---- Input rows
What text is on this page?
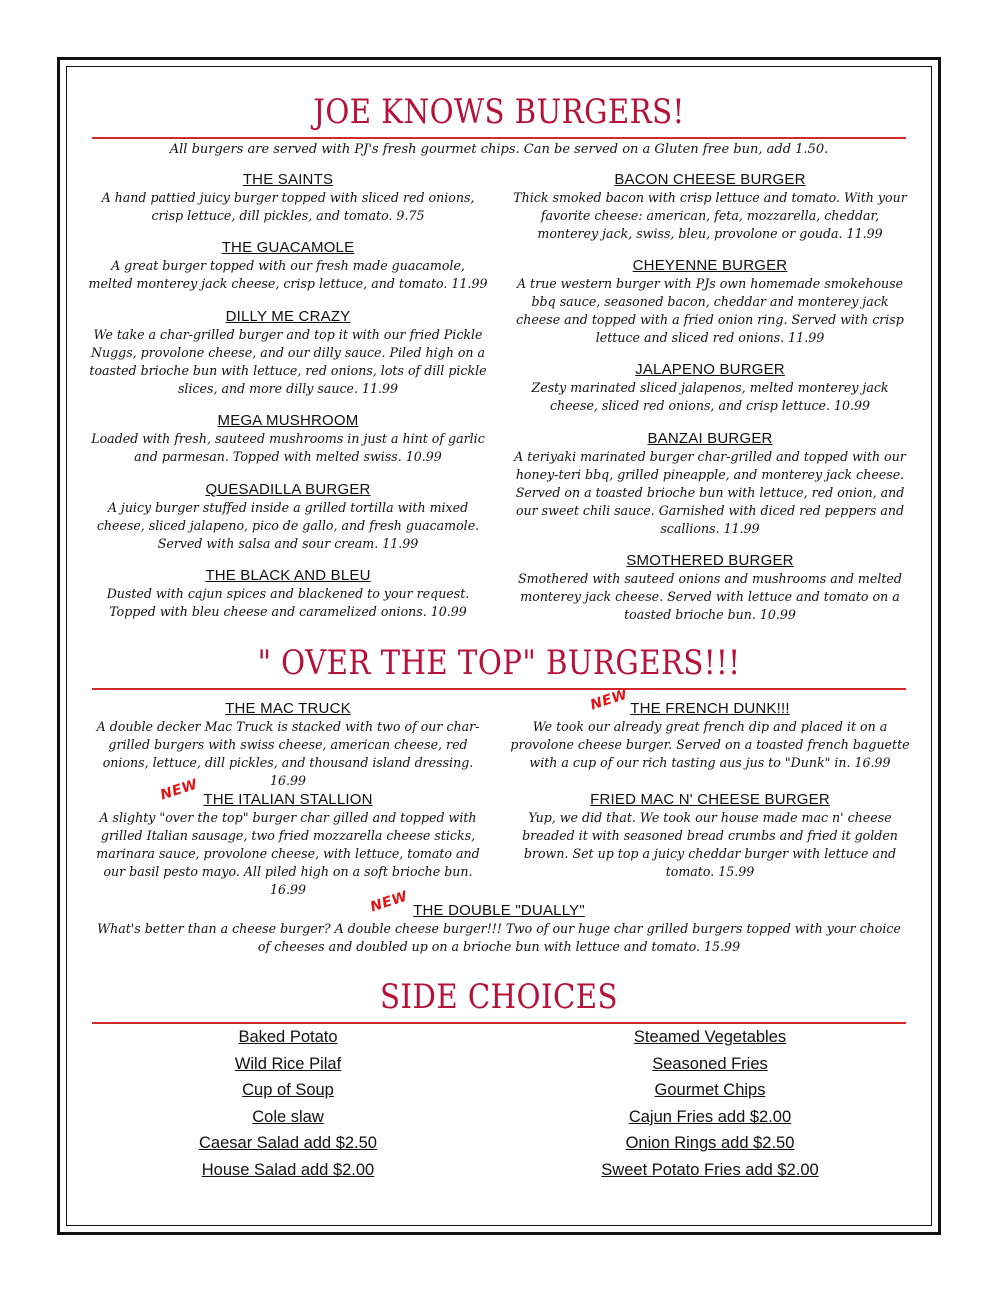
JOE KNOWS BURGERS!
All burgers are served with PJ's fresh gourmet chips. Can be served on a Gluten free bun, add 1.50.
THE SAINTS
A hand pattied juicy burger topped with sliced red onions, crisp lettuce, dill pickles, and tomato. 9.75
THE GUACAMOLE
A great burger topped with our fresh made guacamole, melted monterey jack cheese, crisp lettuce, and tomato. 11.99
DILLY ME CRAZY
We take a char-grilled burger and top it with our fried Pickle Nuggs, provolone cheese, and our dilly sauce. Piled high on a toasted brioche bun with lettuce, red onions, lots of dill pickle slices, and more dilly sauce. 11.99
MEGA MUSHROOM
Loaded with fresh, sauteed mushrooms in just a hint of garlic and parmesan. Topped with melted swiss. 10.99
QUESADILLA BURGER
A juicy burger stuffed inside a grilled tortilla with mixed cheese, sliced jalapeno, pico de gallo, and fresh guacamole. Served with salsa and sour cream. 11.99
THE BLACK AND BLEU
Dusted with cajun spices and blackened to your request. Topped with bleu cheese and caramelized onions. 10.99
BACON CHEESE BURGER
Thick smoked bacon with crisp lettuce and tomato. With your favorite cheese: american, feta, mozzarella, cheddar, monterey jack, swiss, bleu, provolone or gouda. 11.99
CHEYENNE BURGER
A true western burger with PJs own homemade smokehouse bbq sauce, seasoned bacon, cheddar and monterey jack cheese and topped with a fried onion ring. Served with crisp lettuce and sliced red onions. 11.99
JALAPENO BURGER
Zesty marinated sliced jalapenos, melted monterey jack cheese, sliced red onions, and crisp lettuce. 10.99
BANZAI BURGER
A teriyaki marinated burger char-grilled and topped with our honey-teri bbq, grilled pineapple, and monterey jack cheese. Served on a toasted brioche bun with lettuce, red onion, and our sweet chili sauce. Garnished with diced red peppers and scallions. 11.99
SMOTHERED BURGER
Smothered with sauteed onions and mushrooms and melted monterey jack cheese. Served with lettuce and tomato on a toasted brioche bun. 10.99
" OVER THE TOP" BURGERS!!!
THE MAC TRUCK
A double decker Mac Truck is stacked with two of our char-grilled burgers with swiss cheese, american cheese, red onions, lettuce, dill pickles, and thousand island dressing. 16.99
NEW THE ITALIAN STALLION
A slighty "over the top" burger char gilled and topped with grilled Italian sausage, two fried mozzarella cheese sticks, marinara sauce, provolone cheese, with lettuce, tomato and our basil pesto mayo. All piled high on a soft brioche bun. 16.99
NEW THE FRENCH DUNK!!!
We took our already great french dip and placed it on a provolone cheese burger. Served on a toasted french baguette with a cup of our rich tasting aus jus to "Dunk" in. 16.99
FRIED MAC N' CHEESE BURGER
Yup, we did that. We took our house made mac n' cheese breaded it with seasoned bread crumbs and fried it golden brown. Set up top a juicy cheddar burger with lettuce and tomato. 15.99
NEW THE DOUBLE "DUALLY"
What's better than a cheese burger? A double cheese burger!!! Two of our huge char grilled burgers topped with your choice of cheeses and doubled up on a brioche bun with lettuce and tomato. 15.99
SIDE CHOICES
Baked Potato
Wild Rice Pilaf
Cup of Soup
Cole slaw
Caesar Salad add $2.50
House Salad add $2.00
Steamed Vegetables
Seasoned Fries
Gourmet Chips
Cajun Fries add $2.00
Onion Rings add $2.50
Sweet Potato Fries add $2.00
--------
---- Input rows
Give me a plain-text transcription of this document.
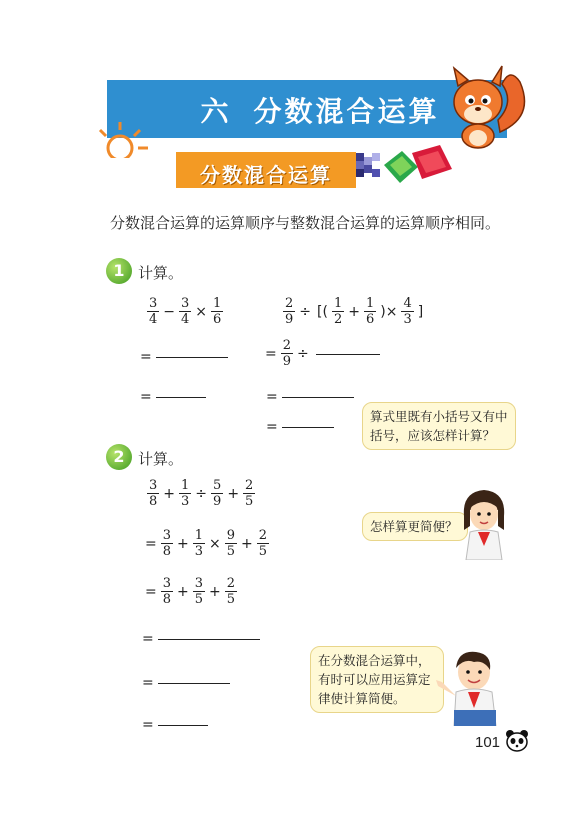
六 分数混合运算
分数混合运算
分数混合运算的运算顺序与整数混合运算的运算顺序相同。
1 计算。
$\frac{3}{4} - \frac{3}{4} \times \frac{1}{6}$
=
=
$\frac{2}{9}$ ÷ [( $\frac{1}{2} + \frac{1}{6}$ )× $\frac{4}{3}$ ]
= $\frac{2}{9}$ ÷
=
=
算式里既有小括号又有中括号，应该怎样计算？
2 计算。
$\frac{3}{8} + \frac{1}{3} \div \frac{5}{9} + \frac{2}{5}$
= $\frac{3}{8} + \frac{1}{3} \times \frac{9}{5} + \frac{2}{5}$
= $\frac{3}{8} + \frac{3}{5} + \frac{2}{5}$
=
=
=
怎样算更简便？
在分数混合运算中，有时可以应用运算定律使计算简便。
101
--------
---- Input rows
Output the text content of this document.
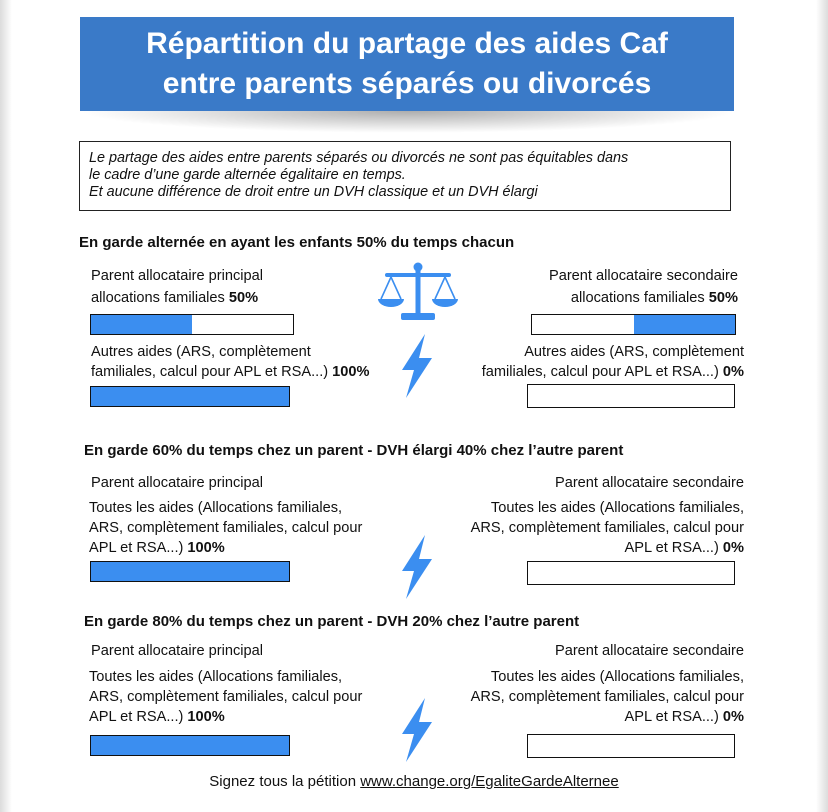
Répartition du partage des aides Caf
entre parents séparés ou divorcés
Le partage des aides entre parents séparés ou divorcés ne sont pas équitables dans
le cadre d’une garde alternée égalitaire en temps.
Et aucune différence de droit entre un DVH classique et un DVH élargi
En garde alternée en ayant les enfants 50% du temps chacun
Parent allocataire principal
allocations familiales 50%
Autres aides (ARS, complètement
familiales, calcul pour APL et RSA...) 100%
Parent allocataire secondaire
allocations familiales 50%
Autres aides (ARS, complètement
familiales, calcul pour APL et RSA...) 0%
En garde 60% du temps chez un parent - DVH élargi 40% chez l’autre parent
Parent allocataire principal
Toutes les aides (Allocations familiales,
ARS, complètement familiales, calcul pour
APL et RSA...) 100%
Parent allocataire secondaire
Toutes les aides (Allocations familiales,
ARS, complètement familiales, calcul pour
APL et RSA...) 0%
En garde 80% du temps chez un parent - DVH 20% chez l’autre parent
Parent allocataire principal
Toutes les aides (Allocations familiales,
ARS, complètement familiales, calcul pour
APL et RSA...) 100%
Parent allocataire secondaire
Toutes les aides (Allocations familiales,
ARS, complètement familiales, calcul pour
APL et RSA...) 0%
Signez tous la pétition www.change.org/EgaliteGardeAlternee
--------
**What is being asked:** What is the number of lines containing "parents"? Give that number only.

**Result:** 2